(Stored data)
===============
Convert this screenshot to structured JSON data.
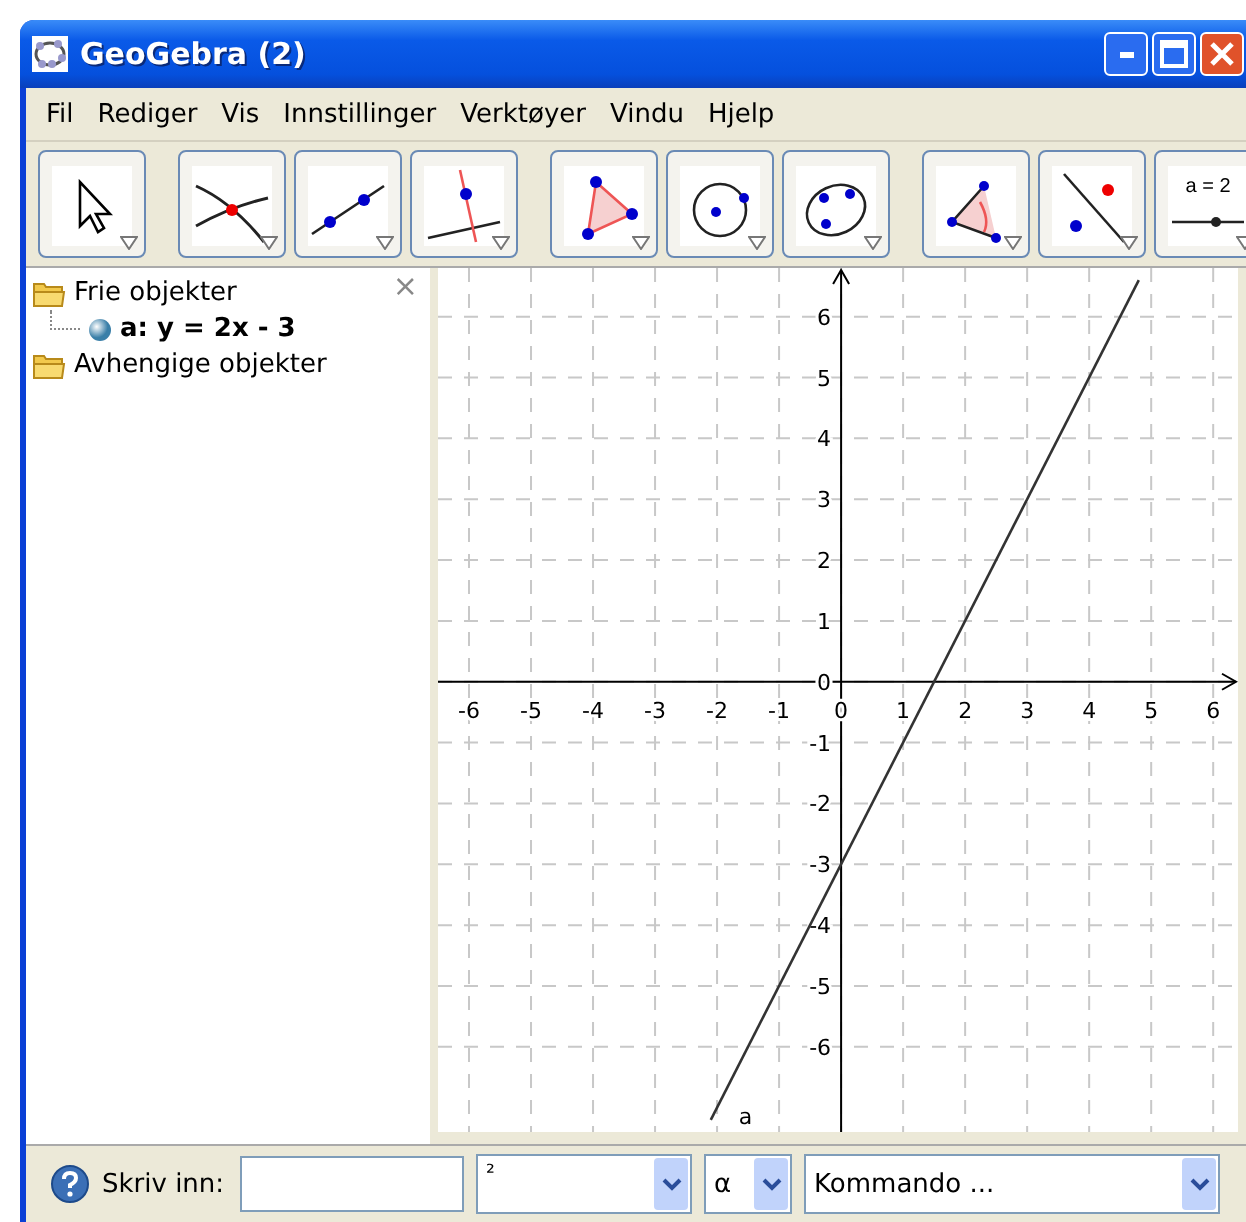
{
  "window": {
    "title": "GeoGebra (2)"
  },
  "menu": [
    "Fil",
    "Rediger",
    "Vis",
    "Innstillinger",
    "Verktøyer",
    "Vindu",
    "Hjelp"
  ],
  "toolbar": [
    {
      "tools": [
        {
          "kind": "move"
        }
      ]
    },
    {
      "tools": [
        {
          "kind": "intersect"
        },
        {
          "kind": "line"
        },
        {
          "kind": "perpendicular"
        }
      ]
    },
    {
      "tools": [
        {
          "kind": "polygon"
        },
        {
          "kind": "circle"
        },
        {
          "kind": "conic"
        }
      ]
    },
    {
      "tools": [
        {
          "kind": "angle"
        },
        {
          "kind": "reflect"
        },
        {
          "kind": "slider",
          "text": "a = 2"
        }
      ]
    }
  ],
  "algebra": {
    "close": "×",
    "folders": [
      {
        "label": "Frie objekter",
        "children": [
          {
            "label": "a: y = 2x - 3"
          }
        ]
      },
      {
        "label": "Avhengige objekter"
      }
    ]
  },
  "graphics": {
    "chart_data": {
      "type": "line",
      "grid": true,
      "x": [
        -2.1,
        4.8
      ],
      "series": [
        {
          "name": "a",
          "color": "#333333",
          "values": [
            -7.2,
            6.6
          ]
        }
      ],
      "xlim": [
        -6.5,
        6.4
      ],
      "ylim": [
        -7.4,
        6.8
      ],
      "xticks": [
        -6,
        -5,
        -4,
        -3,
        -2,
        -1,
        0,
        1,
        2,
        3,
        4,
        5,
        6
      ],
      "yticks": [
        -6,
        -5,
        -4,
        -3,
        -2,
        -1,
        0,
        1,
        2,
        3,
        4,
        5,
        6
      ]
    }
  },
  "input_bar": {
    "label": "Skriv inn:",
    "symbols": "²",
    "greek": "α",
    "command": "Kommando ..."
  }
}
===============
== DIRECTIONS FOR THIS TASK ==
Only the number is needed: state how many lines in the listing contain "objekter".

== WRITTEN REPLY ==
2